- [TASK GOAL]
An exact reproduction of the records is required, with all images left out.

- [MATERIAL FOR THIS EXERCISE]
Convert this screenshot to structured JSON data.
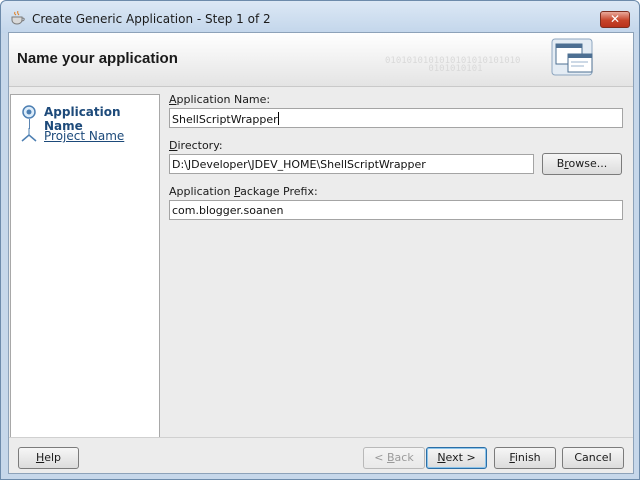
{
  "window": {
    "title": "Create Generic Application - Step 1 of 2",
    "close_label": "✕"
  },
  "header": {
    "title": "Name your application",
    "binary_watermark": "0101010101010101010101010\n        0101010101"
  },
  "steps": [
    {
      "label": "Application Name",
      "state": "current"
    },
    {
      "label": "Project Name",
      "state": "link"
    }
  ],
  "form": {
    "app_name": {
      "label_mn": "A",
      "label_rest": "pplication Name:",
      "value": "ShellScriptWrapper"
    },
    "directory": {
      "label_mn": "D",
      "label_rest": "irectory:",
      "value": "D:\\JDeveloper\\JDEV_HOME\\ShellScriptWrapper"
    },
    "browse": {
      "pre": "B",
      "mn": "r",
      "post": "owse..."
    },
    "package_prefix": {
      "label_pre": "Application ",
      "label_mn": "P",
      "label_rest": "ackage Prefix:",
      "value": "com.blogger.soanen"
    }
  },
  "footer": {
    "help": {
      "pre": "",
      "mn": "H",
      "post": "elp"
    },
    "back": {
      "pre": "< ",
      "mn": "B",
      "post": "ack",
      "enabled": false
    },
    "next": {
      "pre": "",
      "mn": "N",
      "post": "ext >"
    },
    "finish": {
      "pre": "",
      "mn": "F",
      "post": "inish"
    },
    "cancel": {
      "label": "Cancel"
    }
  },
  "colors": {
    "accent": "#1d4a7a",
    "close_red": "#c7452b"
  }
}
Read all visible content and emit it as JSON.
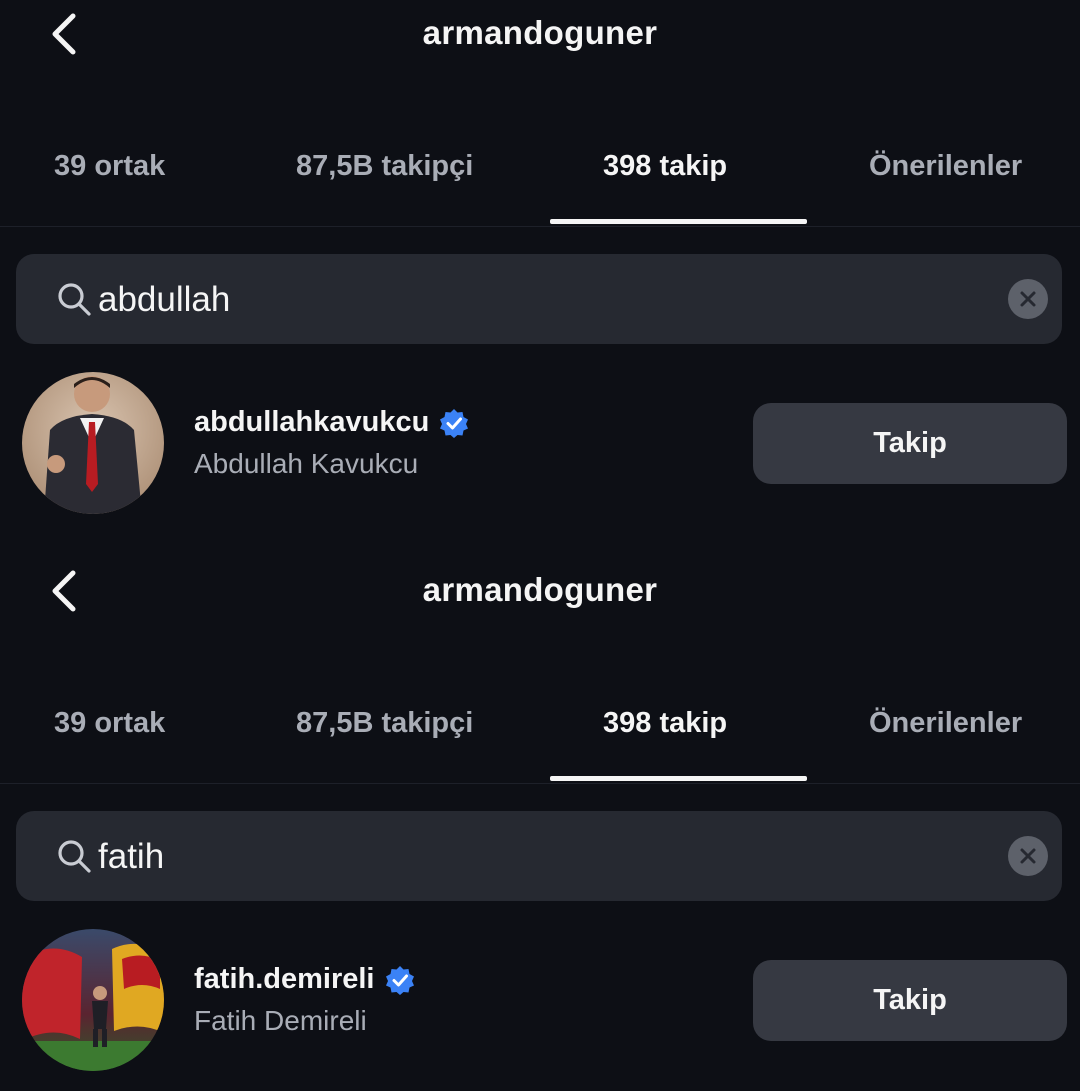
{
  "colors": {
    "background": "#0d0f15",
    "search_bg": "#262931",
    "button_bg": "#363942",
    "secondary_text": "#a9adb6",
    "verified_blue": "#3b82f6"
  },
  "screens": [
    {
      "header": {
        "back_icon": "chevron-left-icon",
        "title": "armandoguner"
      },
      "tabs": [
        {
          "label": "39 ortak",
          "active": false
        },
        {
          "label": "87,5B takipçi",
          "active": false
        },
        {
          "label": "398 takip",
          "active": true
        },
        {
          "label": "Önerilenler",
          "active": false
        }
      ],
      "search": {
        "icon": "search-icon",
        "value": "abdullah",
        "clear_icon": "clear-icon"
      },
      "result": {
        "username": "abdullahkavukcu",
        "verified": true,
        "full_name": "Abdullah Kavukcu",
        "button_label": "Takip"
      }
    },
    {
      "header": {
        "back_icon": "chevron-left-icon",
        "title": "armandoguner"
      },
      "tabs": [
        {
          "label": "39 ortak",
          "active": false
        },
        {
          "label": "87,5B takipçi",
          "active": false
        },
        {
          "label": "398 takip",
          "active": true
        },
        {
          "label": "Önerilenler",
          "active": false
        }
      ],
      "search": {
        "icon": "search-icon",
        "value": "fatih",
        "clear_icon": "clear-icon"
      },
      "result": {
        "username": "fatih.demireli",
        "verified": true,
        "full_name": "Fatih Demireli",
        "button_label": "Takip"
      }
    }
  ]
}
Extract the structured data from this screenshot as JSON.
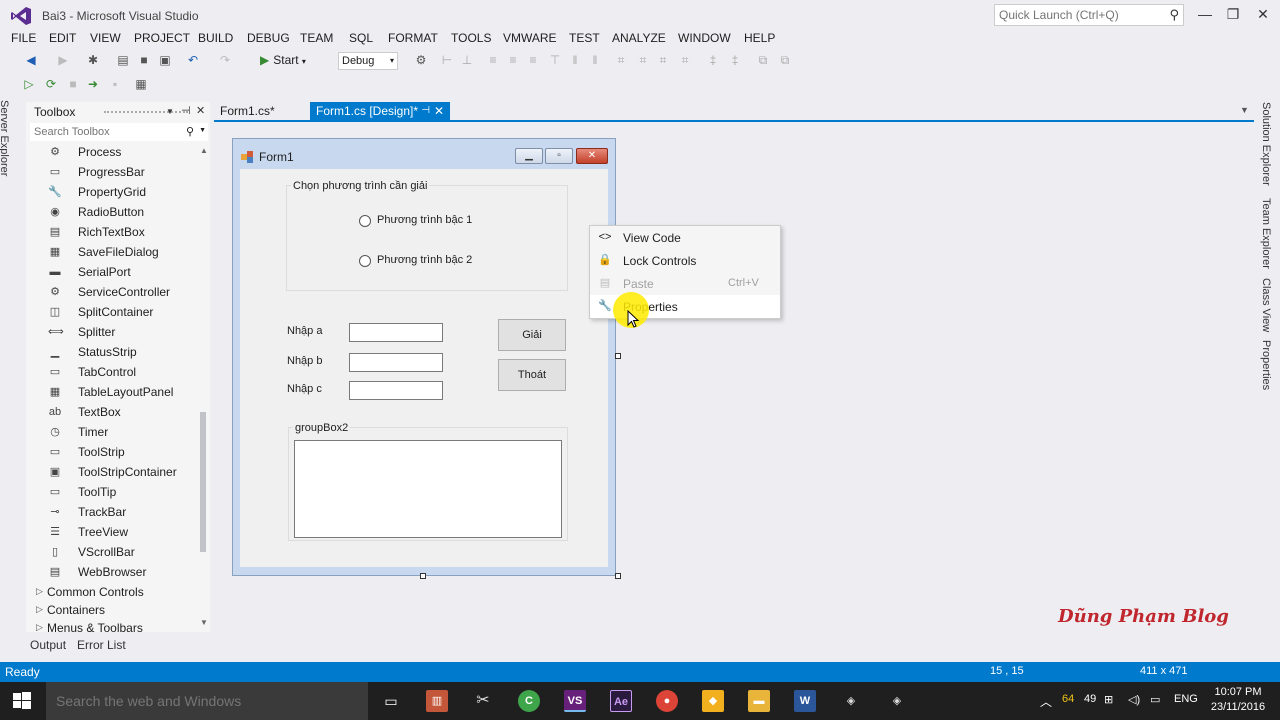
{
  "window": {
    "title": "Bai3 - Microsoft Visual Studio",
    "quick_launch_placeholder": "Quick Launch (Ctrl+Q)"
  },
  "menu": [
    "FILE",
    "EDIT",
    "VIEW",
    "PROJECT",
    "BUILD",
    "DEBUG",
    "TEAM",
    "SQL",
    "FORMAT",
    "TOOLS",
    "VMWARE",
    "TEST",
    "ANALYZE",
    "WINDOW",
    "HELP"
  ],
  "toolbar": {
    "start_label": "Start",
    "configuration": "Debug"
  },
  "left_side_tab": "Server Explorer",
  "toolbox": {
    "title": "Toolbox",
    "search_placeholder": "Search Toolbox",
    "items": [
      {
        "label": "Process",
        "icon": "process-icon"
      },
      {
        "label": "ProgressBar",
        "icon": "progressbar-icon"
      },
      {
        "label": "PropertyGrid",
        "icon": "propertygrid-icon"
      },
      {
        "label": "RadioButton",
        "icon": "radiobutton-icon"
      },
      {
        "label": "RichTextBox",
        "icon": "richtextbox-icon"
      },
      {
        "label": "SaveFileDialog",
        "icon": "savefiledialog-icon"
      },
      {
        "label": "SerialPort",
        "icon": "serialport-icon"
      },
      {
        "label": "ServiceController",
        "icon": "servicecontroller-icon"
      },
      {
        "label": "SplitContainer",
        "icon": "splitcontainer-icon"
      },
      {
        "label": "Splitter",
        "icon": "splitter-icon"
      },
      {
        "label": "StatusStrip",
        "icon": "statusstrip-icon"
      },
      {
        "label": "TabControl",
        "icon": "tabcontrol-icon"
      },
      {
        "label": "TableLayoutPanel",
        "icon": "tablelayoutpanel-icon"
      },
      {
        "label": "TextBox",
        "icon": "textbox-icon"
      },
      {
        "label": "Timer",
        "icon": "timer-icon"
      },
      {
        "label": "ToolStrip",
        "icon": "toolstrip-icon"
      },
      {
        "label": "ToolStripContainer",
        "icon": "toolstripcontainer-icon"
      },
      {
        "label": "ToolTip",
        "icon": "tooltip-icon"
      },
      {
        "label": "TrackBar",
        "icon": "trackbar-icon"
      },
      {
        "label": "TreeView",
        "icon": "treeview-icon"
      },
      {
        "label": "VScrollBar",
        "icon": "vscrollbar-icon"
      },
      {
        "label": "WebBrowser",
        "icon": "webbrowser-icon"
      }
    ],
    "categories": [
      "Common Controls",
      "Containers",
      "Menus & Toolbars"
    ]
  },
  "bottom_tabs": [
    "Output",
    "Error List"
  ],
  "doc_tabs": [
    {
      "label": "Form1.cs*",
      "active": false
    },
    {
      "label": "Form1.cs [Design]*",
      "active": true
    }
  ],
  "form": {
    "title": "Form1",
    "group1_label": "Chọn phương trình cần giải",
    "radio1": "Phương trình bậc 1",
    "radio2": "Phương trình bậc 2",
    "label_a": "Nhập a",
    "label_b": "Nhập b",
    "label_c": "Nhập c",
    "button_solve": "Giải",
    "button_exit": "Thoát",
    "group2_label": "groupBox2"
  },
  "context_menu": [
    {
      "label": "View Code",
      "icon": "code-icon",
      "shortcut": "",
      "enabled": true
    },
    {
      "label": "Lock Controls",
      "icon": "lock-icon",
      "shortcut": "",
      "enabled": true
    },
    {
      "label": "Paste",
      "icon": "paste-icon",
      "shortcut": "Ctrl+V",
      "enabled": false
    },
    {
      "label": "Properties",
      "icon": "wrench-icon",
      "shortcut": "",
      "enabled": true
    }
  ],
  "watermark": "Dũng Phạm Blog",
  "right_side_tabs": [
    "Solution Explorer",
    "Team Explorer",
    "Class View",
    "Properties"
  ],
  "status": {
    "text": "Ready",
    "position": "15 , 15",
    "size": "411 x 471"
  },
  "taskbar": {
    "search_placeholder": "Search the web and Windows",
    "tray_numbers": [
      "64",
      "49"
    ],
    "language": "ENG",
    "time": "10:07 PM",
    "date": "23/11/2016"
  },
  "colors": {
    "accent": "#007acc",
    "taskbar": "#1f1f1f",
    "watermark": "#c0262d"
  }
}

- [REPLY]
Convert this screenshot to structured JSON data.
{
  "window": {
    "title": "Create Generic Application - Step 1 of 2",
    "close_label": "✕"
  },
  "header": {
    "title": "Name your application",
    "binary_watermark": "0101010101010101010101010\n        0101010101"
  },
  "steps": [
    {
      "label": "Application Name",
      "state": "current"
    },
    {
      "label": "Project Name",
      "state": "link"
    }
  ],
  "form": {
    "app_name": {
      "label_mn": "A",
      "label_rest": "pplication Name:",
      "value": "ShellScriptWrapper"
    },
    "directory": {
      "label_mn": "D",
      "label_rest": "irectory:",
      "value": "D:\\JDeveloper\\JDEV_HOME\\ShellScriptWrapper"
    },
    "browse": {
      "pre": "B",
      "mn": "r",
      "post": "owse..."
    },
    "package_prefix": {
      "label_pre": "Application ",
      "label_mn": "P",
      "label_rest": "ackage Prefix:",
      "value": "com.blogger.soanen"
    }
  },
  "footer": {
    "help": {
      "pre": "",
      "mn": "H",
      "post": "elp"
    },
    "back": {
      "pre": "< ",
      "mn": "B",
      "post": "ack",
      "enabled": false
    },
    "next": {
      "pre": "",
      "mn": "N",
      "post": "ext >"
    },
    "finish": {
      "pre": "",
      "mn": "F",
      "post": "inish"
    },
    "cancel": {
      "label": "Cancel"
    }
  },
  "colors": {
    "accent": "#1d4a7a",
    "close_red": "#c7452b"
  }
}
Read all visible content and emit it as JSON.
{
  "colors": {
    "background": "#0d0f15",
    "search_bg": "#262931",
    "button_bg": "#363942",
    "secondary_text": "#a9adb6",
    "verified_blue": "#3b82f6"
  },
  "screens": [
    {
      "header": {
        "back_icon": "chevron-left-icon",
        "title": "armandoguner"
      },
      "tabs": [
        {
          "label": "39 ortak",
          "active": false
        },
        {
          "label": "87,5B takipçi",
          "active": false
        },
        {
          "label": "398 takip",
          "active": true
        },
        {
          "label": "Önerilenler",
          "active": false
        }
      ],
      "search": {
        "icon": "search-icon",
        "value": "abdullah",
        "clear_icon": "clear-icon"
      },
      "result": {
        "username": "abdullahkavukcu",
        "verified": true,
        "full_name": "Abdullah Kavukcu",
        "button_label": "Takip"
      }
    },
    {
      "header": {
        "back_icon": "chevron-left-icon",
        "title": "armandoguner"
      },
      "tabs": [
        {
          "label": "39 ortak",
          "active": false
        },
        {
          "label": "87,5B takipçi",
          "active": false
        },
        {
          "label": "398 takip",
          "active": true
        },
        {
          "label": "Önerilenler",
          "active": false
        }
      ],
      "search": {
        "icon": "search-icon",
        "value": "fatih",
        "clear_icon": "clear-icon"
      },
      "result": {
        "username": "fatih.demireli",
        "verified": true,
        "full_name": "Fatih Demireli",
        "button_label": "Takip"
      }
    }
  ]
}
Extract the structured data from this screenshot as JSON.
{
  "window": {
    "title": "Bai3 - Microsoft Visual Studio",
    "quick_launch_placeholder": "Quick Launch (Ctrl+Q)"
  },
  "menu": [
    "FILE",
    "EDIT",
    "VIEW",
    "PROJECT",
    "BUILD",
    "DEBUG",
    "TEAM",
    "SQL",
    "FORMAT",
    "TOOLS",
    "VMWARE",
    "TEST",
    "ANALYZE",
    "WINDOW",
    "HELP"
  ],
  "toolbar": {
    "start_label": "Start",
    "configuration": "Debug"
  },
  "left_side_tab": "Server Explorer",
  "toolbox": {
    "title": "Toolbox",
    "search_placeholder": "Search Toolbox",
    "items": [
      {
        "label": "Process",
        "icon": "process-icon"
      },
      {
        "label": "ProgressBar",
        "icon": "progressbar-icon"
      },
      {
        "label": "PropertyGrid",
        "icon": "propertygrid-icon"
      },
      {
        "label": "RadioButton",
        "icon": "radiobutton-icon"
      },
      {
        "label": "RichTextBox",
        "icon": "richtextbox-icon"
      },
      {
        "label": "SaveFileDialog",
        "icon": "savefiledialog-icon"
      },
      {
        "label": "SerialPort",
        "icon": "serialport-icon"
      },
      {
        "label": "ServiceController",
        "icon": "servicecontroller-icon"
      },
      {
        "label": "SplitContainer",
        "icon": "splitcontainer-icon"
      },
      {
        "label": "Splitter",
        "icon": "splitter-icon"
      },
      {
        "label": "StatusStrip",
        "icon": "statusstrip-icon"
      },
      {
        "label": "TabControl",
        "icon": "tabcontrol-icon"
      },
      {
        "label": "TableLayoutPanel",
        "icon": "tablelayoutpanel-icon"
      },
      {
        "label": "TextBox",
        "icon": "textbox-icon"
      },
      {
        "label": "Timer",
        "icon": "timer-icon"
      },
      {
        "label": "ToolStrip",
        "icon": "toolstrip-icon"
      },
      {
        "label": "ToolStripContainer",
        "icon": "toolstripcontainer-icon"
      },
      {
        "label": "ToolTip",
        "icon": "tooltip-icon"
      },
      {
        "label": "TrackBar",
        "icon": "trackbar-icon"
      },
      {
        "label": "TreeView",
        "icon": "treeview-icon"
      },
      {
        "label": "VScrollBar",
        "icon": "vscrollbar-icon"
      },
      {
        "label": "WebBrowser",
        "icon": "webbrowser-icon"
      }
    ],
    "categories": [
      "Common Controls",
      "Containers",
      "Menus & Toolbars"
    ]
  },
  "bottom_tabs": [
    "Output",
    "Error List"
  ],
  "doc_tabs": [
    {
      "label": "Form1.cs*",
      "active": false
    },
    {
      "label": "Form1.cs [Design]*",
      "active": true
    }
  ],
  "form": {
    "title": "Form1",
    "group1_label": "Chọn phương trình cần giải",
    "radio1": "Phương trình bậc 1",
    "radio2": "Phương trình bậc 2",
    "label_a": "Nhập a",
    "label_b": "Nhập b",
    "label_c": "Nhập c",
    "button_solve": "Giải",
    "button_exit": "Thoát",
    "group2_label": "groupBox2"
  },
  "context_menu": [
    {
      "label": "View Code",
      "icon": "code-icon",
      "shortcut": "",
      "enabled": true
    },
    {
      "label": "Lock Controls",
      "icon": "lock-icon",
      "shortcut": "",
      "enabled": true
    },
    {
      "label": "Paste",
      "icon": "paste-icon",
      "shortcut": "Ctrl+V",
      "enabled": false
    },
    {
      "label": "Properties",
      "icon": "wrench-icon",
      "shortcut": "",
      "enabled": true
    }
  ],
  "watermark": "Dũng Phạm Blog",
  "right_side_tabs": [
    "Solution Explorer",
    "Team Explorer",
    "Class View",
    "Properties"
  ],
  "status": {
    "text": "Ready",
    "position": "15 , 15",
    "size": "411 x 471"
  },
  "taskbar": {
    "search_placeholder": "Search the web and Windows",
    "tray_numbers": [
      "64",
      "49"
    ],
    "language": "ENG",
    "time": "10:07 PM",
    "date": "23/11/2016"
  },
  "colors": {
    "accent": "#007acc",
    "taskbar": "#1f1f1f",
    "watermark": "#c0262d"
  }
}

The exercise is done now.